(Task details) Find the string "féminin" in the data, then copy every line where it is found.

Saved data entries:
# # # # # # #

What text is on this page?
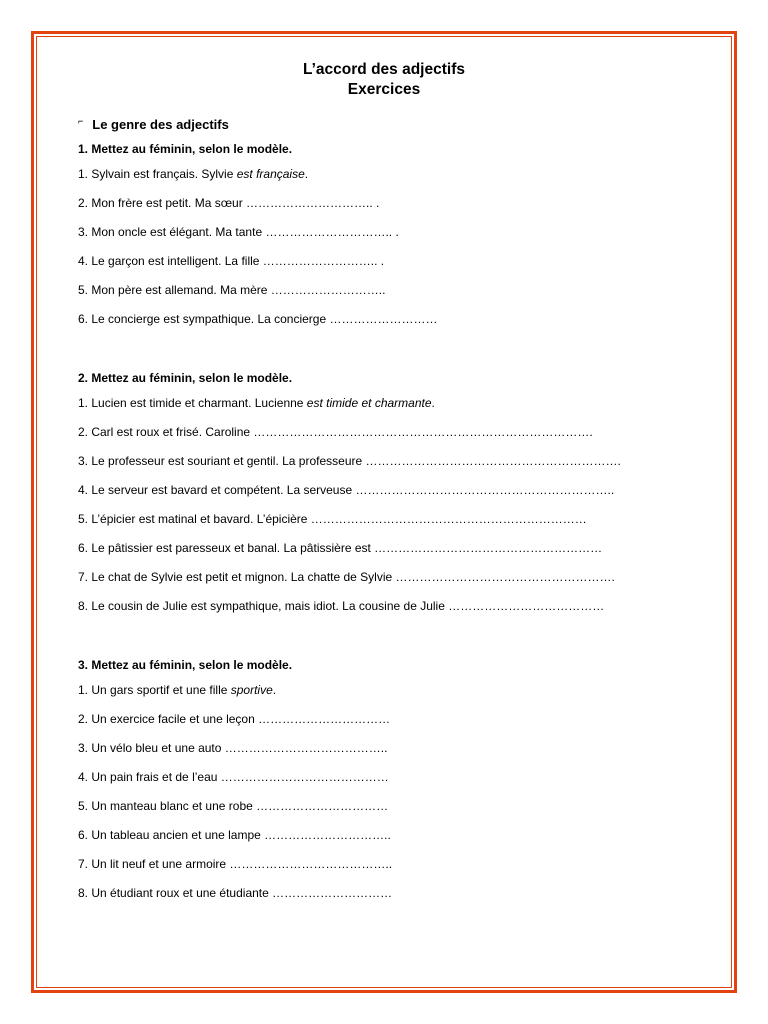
L’accord des adjectifs
Exercices
⌐ Le genre des adjectifs
1. Mettez au féminin, selon le modèle.
1. Sylvain est français. Sylvie est française.
2. Mon frère est petit. Ma sœur ………………………….. .
3. Mon oncle est élégant. Ma tante ………………………….. .
4. Le garçon est intelligent. La fille ……………………….. .
5. Mon père est allemand. Ma mère ………………………..
6. Le concierge est sympathique. La concierge ………………………
2. Mettez au féminin, selon le modèle.
1. Lucien est timide et charmant. Lucienne est timide et charmante.
2. Carl est roux et frisé. Caroline ………………………………………………………………………….
3. Le professeur est souriant et gentil. La professeure ……………………………………………………….
4. Le serveur est bavard et compétent. La serveuse ………………………………………………………..
5. L’épicier est matinal et bavard. L’épicière ……………………………………………………………
6. Le pâtissier est paresseux et banal. La pâtissière est …………………………………………………
7. Le chat de Sylvie est petit et mignon. La chatte de Sylvie ……………………………………………….
8. Le cousin de Julie est sympathique, mais idiot. La cousine de Julie …………………………………
3. Mettez au féminin, selon le modèle.
1. Un gars sportif et une fille sportive.
2. Un exercice facile et une leçon ……………………………
3. Un vélo bleu et une auto …………………………………..
4. Un pain frais et de l’eau ……………………………………
5. Un manteau blanc et une robe ……………………………
6. Un tableau ancien et une lampe …………………………..
7. Un lit neuf et une armoire …………………………………..
8. Un étudiant roux et une étudiante …………………………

# # # # # # #

(Output below)
1. Mettez au féminin, selon le modèle.
2. Mettez au féminin, selon le modèle.
3. Mettez au féminin, selon le modèle.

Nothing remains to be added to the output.